**Parts of the exercise**
- a) Answer these questions from the fellowship text:
(i) How many beds does the Medical Center have?
(ii) In which mountains do the local educational experiences take place?
(iii) In what year did the Emergency Medicine Residency Program at Wake Forest School of Medicine begin?
- b) Retype the passage of the fellowship text starting with "Wake Forest School" and going on through "in the mountains.".
*** Page text ***
The Wilderness Medicine Fellowship program is a university-based training program with a strong experiential focus, located in Winston-Salem, NC at the Wake Forest Baptist Medical Center. Educational experiences will take place locally in the Blue Ridge Mountains, with many opportunities to travel throughout the United States and internationally for training and clinical work.
The Medical Center is an 830-bed tertiary care facility with an American College of Surgeons-verified Level I adult trauma and American Burn Association-verified burn center. It also serves also as North Carolina's only pediatric Level I trauma center, part of the 160-bed Brenner Childrens Hospital. The emergency department has an annual volume of more than 100,000 visits and is separated into adult, pediatric and clinical decision unit sections.
The Wilderness Medicine fellow will have a variety of core educational experiences:
Care of patients in remote and austere environments | Mentorship and training in experiential education |
Medical direction of wilderness EMS systems | Participation in resident, medical student, EMS and community education |
Technical rescue training | Planning an expedition |
Development of outdoor travel skills |
Why Train at Wake Forest?
Wake Forest School of Medicine enjoys a fully accredited Emergency Medicine Residency Program that began in 1974—one of the first programs in the country. Following this rich heritage, the Department of Emergency Medicine is proud to offer a wilderness medicine fellowship.
Fellows have the resources of a major academic medical center and university, as well as access to amazing outdoor recreation and wilderness medicine opportunities. Our large network of community emergency departments allows fellows the choice to work clinical shifts in both busy suburban hospitals, as well as small and remote critical access hospitals in the mountains.
*** End of Page text ***
*** Provided data ***
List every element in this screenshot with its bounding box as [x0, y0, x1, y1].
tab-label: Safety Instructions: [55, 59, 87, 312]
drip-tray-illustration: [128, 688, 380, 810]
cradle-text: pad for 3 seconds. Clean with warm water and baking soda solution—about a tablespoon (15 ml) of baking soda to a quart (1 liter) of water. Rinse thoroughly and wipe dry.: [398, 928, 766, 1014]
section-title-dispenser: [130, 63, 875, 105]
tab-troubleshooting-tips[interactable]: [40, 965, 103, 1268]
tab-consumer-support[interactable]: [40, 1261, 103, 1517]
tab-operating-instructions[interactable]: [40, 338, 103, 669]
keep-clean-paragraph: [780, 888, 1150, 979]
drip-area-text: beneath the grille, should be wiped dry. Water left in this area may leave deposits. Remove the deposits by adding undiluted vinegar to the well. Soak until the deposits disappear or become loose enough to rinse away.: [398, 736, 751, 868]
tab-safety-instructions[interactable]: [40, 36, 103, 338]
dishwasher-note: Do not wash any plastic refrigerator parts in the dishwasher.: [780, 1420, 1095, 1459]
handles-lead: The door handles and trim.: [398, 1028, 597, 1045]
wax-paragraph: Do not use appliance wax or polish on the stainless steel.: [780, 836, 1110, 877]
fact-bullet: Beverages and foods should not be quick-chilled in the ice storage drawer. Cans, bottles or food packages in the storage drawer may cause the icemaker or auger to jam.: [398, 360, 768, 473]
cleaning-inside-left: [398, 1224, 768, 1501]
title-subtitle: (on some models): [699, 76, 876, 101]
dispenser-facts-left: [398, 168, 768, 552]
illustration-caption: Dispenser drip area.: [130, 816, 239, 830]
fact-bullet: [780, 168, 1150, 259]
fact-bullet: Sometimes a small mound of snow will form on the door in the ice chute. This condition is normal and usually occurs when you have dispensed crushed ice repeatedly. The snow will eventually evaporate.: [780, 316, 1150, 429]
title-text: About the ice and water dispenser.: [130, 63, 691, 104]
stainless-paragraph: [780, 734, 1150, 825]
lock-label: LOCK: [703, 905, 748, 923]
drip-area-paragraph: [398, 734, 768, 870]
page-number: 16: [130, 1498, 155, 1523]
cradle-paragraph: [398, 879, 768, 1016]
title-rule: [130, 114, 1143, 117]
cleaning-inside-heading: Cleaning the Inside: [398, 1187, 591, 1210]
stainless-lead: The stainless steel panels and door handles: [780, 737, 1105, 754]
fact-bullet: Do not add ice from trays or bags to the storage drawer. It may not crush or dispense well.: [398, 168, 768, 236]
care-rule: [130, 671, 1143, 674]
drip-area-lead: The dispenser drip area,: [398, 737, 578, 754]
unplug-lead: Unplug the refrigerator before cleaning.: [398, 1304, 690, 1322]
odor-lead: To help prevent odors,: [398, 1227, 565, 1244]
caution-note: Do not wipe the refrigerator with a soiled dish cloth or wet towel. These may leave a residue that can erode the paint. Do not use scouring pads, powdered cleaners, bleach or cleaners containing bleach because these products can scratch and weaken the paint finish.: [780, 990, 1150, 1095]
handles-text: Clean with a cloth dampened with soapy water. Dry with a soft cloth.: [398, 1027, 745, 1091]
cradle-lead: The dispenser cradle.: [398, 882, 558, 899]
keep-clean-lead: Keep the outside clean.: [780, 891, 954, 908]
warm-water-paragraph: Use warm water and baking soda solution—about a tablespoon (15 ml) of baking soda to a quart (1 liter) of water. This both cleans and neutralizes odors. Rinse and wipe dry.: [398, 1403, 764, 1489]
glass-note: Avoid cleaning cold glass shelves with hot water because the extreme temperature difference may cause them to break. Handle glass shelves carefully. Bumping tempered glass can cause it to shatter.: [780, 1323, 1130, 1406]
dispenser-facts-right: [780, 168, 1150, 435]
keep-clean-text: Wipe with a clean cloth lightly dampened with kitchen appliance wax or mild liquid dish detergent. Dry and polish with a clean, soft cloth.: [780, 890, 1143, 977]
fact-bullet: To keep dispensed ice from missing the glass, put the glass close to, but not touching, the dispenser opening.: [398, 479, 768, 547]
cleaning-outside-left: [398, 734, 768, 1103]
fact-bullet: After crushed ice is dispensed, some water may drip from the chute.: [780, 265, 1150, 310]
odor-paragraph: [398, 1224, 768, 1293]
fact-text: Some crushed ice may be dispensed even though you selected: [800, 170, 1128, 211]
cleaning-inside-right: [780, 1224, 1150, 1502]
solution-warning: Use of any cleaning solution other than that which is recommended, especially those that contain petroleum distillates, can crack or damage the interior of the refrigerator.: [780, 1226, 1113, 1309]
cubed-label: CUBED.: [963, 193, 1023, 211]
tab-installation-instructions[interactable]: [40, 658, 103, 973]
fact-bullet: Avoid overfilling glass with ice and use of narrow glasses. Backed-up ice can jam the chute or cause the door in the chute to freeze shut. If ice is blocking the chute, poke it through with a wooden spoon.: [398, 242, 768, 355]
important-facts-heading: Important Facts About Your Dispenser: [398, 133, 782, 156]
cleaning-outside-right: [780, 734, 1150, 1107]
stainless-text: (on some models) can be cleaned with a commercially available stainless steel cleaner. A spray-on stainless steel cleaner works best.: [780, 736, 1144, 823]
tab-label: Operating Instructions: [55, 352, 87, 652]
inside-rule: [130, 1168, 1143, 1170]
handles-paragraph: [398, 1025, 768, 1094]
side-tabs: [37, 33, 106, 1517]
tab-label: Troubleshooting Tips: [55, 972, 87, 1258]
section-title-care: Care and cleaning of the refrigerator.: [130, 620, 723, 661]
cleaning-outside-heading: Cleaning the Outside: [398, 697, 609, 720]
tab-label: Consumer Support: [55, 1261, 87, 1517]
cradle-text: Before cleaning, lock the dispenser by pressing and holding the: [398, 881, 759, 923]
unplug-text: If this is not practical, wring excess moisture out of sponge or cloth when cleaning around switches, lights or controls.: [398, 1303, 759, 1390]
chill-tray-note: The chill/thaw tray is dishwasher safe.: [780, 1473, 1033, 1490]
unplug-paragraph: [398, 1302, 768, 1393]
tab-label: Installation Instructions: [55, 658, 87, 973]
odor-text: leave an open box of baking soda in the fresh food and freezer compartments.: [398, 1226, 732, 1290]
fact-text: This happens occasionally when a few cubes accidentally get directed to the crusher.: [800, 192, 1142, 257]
*** End of Provided data ***
**Responses to the tasks**
- a)
(i) 830 beds.
(ii) The Blue Ridge Mountains.
(iii) 1974.

- b)
Wake Forest School of Medicine enjoys a fully accredited Emergency Medicine Residency Program that began in 1974—one of the first programs in the country. Following this rich heritage, the Department of Emergency Medicine is proud to offer a wilderness medicine fellowship.
Fellows have the resources of a major academic medical center and university, as well as access to amazing outdoor recreation and wilderness medicine opportunities. Our large network of community emergency departments allows fellows the choice to work clinical shifts in both busy suburban hospitals, as well as small and remote critical access hospitals in the mountains.